#### Problem to work on:
Please reproduce every record, keeping each one exactly as written.

#### Dataset entries:

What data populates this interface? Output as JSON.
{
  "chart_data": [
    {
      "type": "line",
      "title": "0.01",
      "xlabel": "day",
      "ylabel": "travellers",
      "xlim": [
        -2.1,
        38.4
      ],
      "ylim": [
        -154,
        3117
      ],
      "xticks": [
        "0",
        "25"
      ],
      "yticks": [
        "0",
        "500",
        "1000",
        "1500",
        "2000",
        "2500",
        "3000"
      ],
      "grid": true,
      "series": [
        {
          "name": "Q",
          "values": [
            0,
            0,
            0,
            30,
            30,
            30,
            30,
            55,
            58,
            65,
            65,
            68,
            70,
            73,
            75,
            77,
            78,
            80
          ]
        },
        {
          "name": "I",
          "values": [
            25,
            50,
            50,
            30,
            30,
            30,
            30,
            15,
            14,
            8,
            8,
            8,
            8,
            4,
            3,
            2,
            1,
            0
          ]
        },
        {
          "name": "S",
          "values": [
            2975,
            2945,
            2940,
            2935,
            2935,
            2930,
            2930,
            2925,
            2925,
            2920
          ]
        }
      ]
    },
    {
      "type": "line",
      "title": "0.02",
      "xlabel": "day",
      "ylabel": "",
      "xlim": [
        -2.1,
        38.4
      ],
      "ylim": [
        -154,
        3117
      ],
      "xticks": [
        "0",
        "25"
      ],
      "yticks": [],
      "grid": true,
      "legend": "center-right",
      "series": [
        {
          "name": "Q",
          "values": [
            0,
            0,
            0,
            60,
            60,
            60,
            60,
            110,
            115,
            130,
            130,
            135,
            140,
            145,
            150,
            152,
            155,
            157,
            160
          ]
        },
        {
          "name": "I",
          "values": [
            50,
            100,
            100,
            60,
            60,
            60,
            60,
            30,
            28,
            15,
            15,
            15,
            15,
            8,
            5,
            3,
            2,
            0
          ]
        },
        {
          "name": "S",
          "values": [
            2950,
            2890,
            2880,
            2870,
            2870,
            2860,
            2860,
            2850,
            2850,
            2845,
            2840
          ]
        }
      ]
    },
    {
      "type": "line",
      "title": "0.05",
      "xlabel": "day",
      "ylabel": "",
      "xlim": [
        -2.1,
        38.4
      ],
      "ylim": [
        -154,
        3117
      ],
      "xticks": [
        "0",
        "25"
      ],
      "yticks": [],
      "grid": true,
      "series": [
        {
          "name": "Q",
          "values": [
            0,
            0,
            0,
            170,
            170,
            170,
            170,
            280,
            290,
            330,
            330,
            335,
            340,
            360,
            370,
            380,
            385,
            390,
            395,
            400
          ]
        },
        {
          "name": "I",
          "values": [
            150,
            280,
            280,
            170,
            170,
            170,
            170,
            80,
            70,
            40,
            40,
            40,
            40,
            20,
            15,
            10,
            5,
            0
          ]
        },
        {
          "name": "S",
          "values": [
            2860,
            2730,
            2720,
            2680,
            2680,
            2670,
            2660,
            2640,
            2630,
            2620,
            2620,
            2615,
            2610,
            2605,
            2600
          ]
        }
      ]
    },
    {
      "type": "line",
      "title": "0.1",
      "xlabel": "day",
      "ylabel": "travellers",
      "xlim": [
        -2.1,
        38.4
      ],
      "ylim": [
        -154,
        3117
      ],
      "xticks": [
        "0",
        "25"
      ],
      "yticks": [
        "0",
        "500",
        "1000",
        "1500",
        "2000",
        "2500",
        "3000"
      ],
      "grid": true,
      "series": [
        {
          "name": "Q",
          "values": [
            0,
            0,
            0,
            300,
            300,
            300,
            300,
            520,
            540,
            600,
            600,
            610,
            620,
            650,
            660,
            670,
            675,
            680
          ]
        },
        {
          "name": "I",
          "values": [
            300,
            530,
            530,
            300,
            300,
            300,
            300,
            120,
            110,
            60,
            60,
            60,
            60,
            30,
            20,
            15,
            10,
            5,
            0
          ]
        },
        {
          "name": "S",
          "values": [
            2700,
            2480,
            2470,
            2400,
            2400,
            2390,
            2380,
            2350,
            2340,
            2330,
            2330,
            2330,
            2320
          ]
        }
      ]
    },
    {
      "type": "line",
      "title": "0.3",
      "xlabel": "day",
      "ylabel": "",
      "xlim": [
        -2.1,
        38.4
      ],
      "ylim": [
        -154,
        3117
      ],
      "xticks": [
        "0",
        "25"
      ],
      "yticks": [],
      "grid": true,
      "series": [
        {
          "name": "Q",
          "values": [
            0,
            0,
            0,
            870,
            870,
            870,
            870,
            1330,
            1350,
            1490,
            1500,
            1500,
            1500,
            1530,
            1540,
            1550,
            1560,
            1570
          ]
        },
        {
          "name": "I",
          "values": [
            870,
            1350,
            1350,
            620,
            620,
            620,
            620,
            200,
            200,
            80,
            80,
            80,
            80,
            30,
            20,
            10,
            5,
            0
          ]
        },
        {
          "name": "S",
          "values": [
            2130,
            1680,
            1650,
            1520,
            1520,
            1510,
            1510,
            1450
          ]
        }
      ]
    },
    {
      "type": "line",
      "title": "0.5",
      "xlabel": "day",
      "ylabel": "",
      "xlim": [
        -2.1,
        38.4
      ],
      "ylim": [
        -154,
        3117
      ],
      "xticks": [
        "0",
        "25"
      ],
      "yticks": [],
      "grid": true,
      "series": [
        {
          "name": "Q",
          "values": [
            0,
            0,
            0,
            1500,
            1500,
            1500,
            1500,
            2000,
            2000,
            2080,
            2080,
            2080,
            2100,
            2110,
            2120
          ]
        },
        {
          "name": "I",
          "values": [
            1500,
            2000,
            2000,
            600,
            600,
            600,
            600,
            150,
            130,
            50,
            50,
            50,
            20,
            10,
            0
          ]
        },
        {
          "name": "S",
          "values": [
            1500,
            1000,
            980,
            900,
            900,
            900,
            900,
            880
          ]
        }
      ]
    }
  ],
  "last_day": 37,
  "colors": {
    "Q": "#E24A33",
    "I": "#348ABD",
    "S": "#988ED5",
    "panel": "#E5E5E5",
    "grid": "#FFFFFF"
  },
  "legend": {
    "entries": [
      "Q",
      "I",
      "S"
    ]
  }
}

#### Completed task:
What data populates this interface? Output as JSON.
{
  "chart_data": [
    {
      "type": "line",
      "title": "0.01",
      "xlabel": "day",
      "ylabel": "travellers",
      "xlim": [
        -2.1,
        38.4
      ],
      "ylim": [
        -154,
        3117
      ],
      "xticks": [
        "0",
        "25"
      ],
      "yticks": [
        "0",
        "500",
        "1000",
        "1500",
        "2000",
        "2500",
        "3000"
      ],
      "grid": true,
      "series": [
        {
          "name": "Q",
          "values": [
            0,
            0,
            0,
            30,
            30,
            30,
            30,
            55,
            58,
            65,
            65,
            68,
            70,
            73,
            75,
            77,
            78,
            80
          ]
        },
        {
          "name": "I",
          "values": [
            25,
            50,
            50,
            30,
            30,
            30,
            30,
            15,
            14,
            8,
            8,
            8,
            8,
            4,
            3,
            2,
            1,
            0
          ]
        },
        {
          "name": "S",
          "values": [
            2975,
            2945,
            2940,
            2935,
            2935,
            2930,
            2930,
            2925,
            2925,
            2920
          ]
        }
      ]
    },
    {
      "type": "line",
      "title": "0.02",
      "xlabel": "day",
      "ylabel": "",
      "xlim": [
        -2.1,
        38.4
      ],
      "ylim": [
        -154,
        3117
      ],
      "xticks": [
        "0",
        "25"
      ],
      "yticks": [],
      "grid": true,
      "legend": "center-right",
      "series": [
        {
          "name": "Q",
          "values": [
            0,
            0,
            0,
            60,
            60,
            60,
            60,
            110,
            115,
            130,
            130,
            135,
            140,
            145,
            150,
            152,
            155,
            157,
            160
          ]
        },
        {
          "name": "I",
          "values": [
            50,
            100,
            100,
            60,
            60,
            60,
            60,
            30,
            28,
            15,
            15,
            15,
            15,
            8,
            5,
            3,
            2,
            0
          ]
        },
        {
          "name": "S",
          "values": [
            2950,
            2890,
            2880,
            2870,
            2870,
            2860,
            2860,
            2850,
            2850,
            2845,
            2840
          ]
        }
      ]
    },
    {
      "type": "line",
      "title": "0.05",
      "xlabel": "day",
      "ylabel": "",
      "xlim": [
        -2.1,
        38.4
      ],
      "ylim": [
        -154,
        3117
      ],
      "xticks": [
        "0",
        "25"
      ],
      "yticks": [],
      "grid": true,
      "series": [
        {
          "name": "Q",
          "values": [
            0,
            0,
            0,
            170,
            170,
            170,
            170,
            280,
            290,
            330,
            330,
            335,
            340,
            360,
            370,
            380,
            385,
            390,
            395,
            400
          ]
        },
        {
          "name": "I",
          "values": [
            150,
            280,
            280,
            170,
            170,
            170,
            170,
            80,
            70,
            40,
            40,
            40,
            40,
            20,
            15,
            10,
            5,
            0
          ]
        },
        {
          "name": "S",
          "values": [
            2860,
            2730,
            2720,
            2680,
            2680,
            2670,
            2660,
            2640,
            2630,
            2620,
            2620,
            2615,
            2610,
            2605,
            2600
          ]
        }
      ]
    },
    {
      "type": "line",
      "title": "0.1",
      "xlabel": "day",
      "ylabel": "travellers",
      "xlim": [
        -2.1,
        38.4
      ],
      "ylim": [
        -154,
        3117
      ],
      "xticks": [
        "0",
        "25"
      ],
      "yticks": [
        "0",
        "500",
        "1000",
        "1500",
        "2000",
        "2500",
        "3000"
      ],
      "grid": true,
      "series": [
        {
          "name": "Q",
          "values": [
            0,
            0,
            0,
            300,
            300,
            300,
            300,
            520,
            540,
            600,
            600,
            610,
            620,
            650,
            660,
            670,
            675,
            680
          ]
        },
        {
          "name": "I",
          "values": [
            300,
            530,
            530,
            300,
            300,
            300,
            300,
            120,
            110,
            60,
            60,
            60,
            60,
            30,
            20,
            15,
            10,
            5,
            0
          ]
        },
        {
          "name": "S",
          "values": [
            2700,
            2480,
            2470,
            2400,
            2400,
            2390,
            2380,
            2350,
            2340,
            2330,
            2330,
            2330,
            2320
          ]
        }
      ]
    },
    {
      "type": "line",
      "title": "0.3",
      "xlabel": "day",
      "ylabel": "",
      "xlim": [
        -2.1,
        38.4
      ],
      "ylim": [
        -154,
        3117
      ],
      "xticks": [
        "0",
        "25"
      ],
      "yticks": [],
      "grid": true,
      "series": [
        {
          "name": "Q",
          "values": [
            0,
            0,
            0,
            870,
            870,
            870,
            870,
            1330,
            1350,
            1490,
            1500,
            1500,
            1500,
            1530,
            1540,
            1550,
            1560,
            1570
          ]
        },
        {
          "name": "I",
          "values": [
            870,
            1350,
            1350,
            620,
            620,
            620,
            620,
            200,
            200,
            80,
            80,
            80,
            80,
            30,
            20,
            10,
            5,
            0
          ]
        },
        {
          "name": "S",
          "values": [
            2130,
            1680,
            1650,
            1520,
            1520,
            1510,
            1510,
            1450
          ]
        }
      ]
    },
    {
      "type": "line",
      "title": "0.5",
      "xlabel": "day",
      "ylabel": "",
      "xlim": [
        -2.1,
        38.4
      ],
      "ylim": [
        -154,
        3117
      ],
      "xticks": [
        "0",
        "25"
      ],
      "yticks": [],
      "grid": true,
      "series": [
        {
          "name": "Q",
          "values": [
            0,
            0,
            0,
            1500,
            1500,
            1500,
            1500,
            2000,
            2000,
            2080,
            2080,
            2080,
            2100,
            2110,
            2120
          ]
        },
        {
          "name": "I",
          "values": [
            1500,
            2000,
            2000,
            600,
            600,
            600,
            600,
            150,
            130,
            50,
            50,
            50,
            20,
            10,
            0
          ]
        },
        {
          "name": "S",
          "values": [
            1500,
            1000,
            980,
            900,
            900,
            900,
            900,
            880
          ]
        }
      ]
    }
  ],
  "last_day": 37,
  "colors": {
    "Q": "#E24A33",
    "I": "#348ABD",
    "S": "#988ED5",
    "panel": "#E5E5E5",
    "grid": "#FFFFFF"
  },
  "legend": {
    "entries": [
      "Q",
      "I",
      "S"
    ]
  }
}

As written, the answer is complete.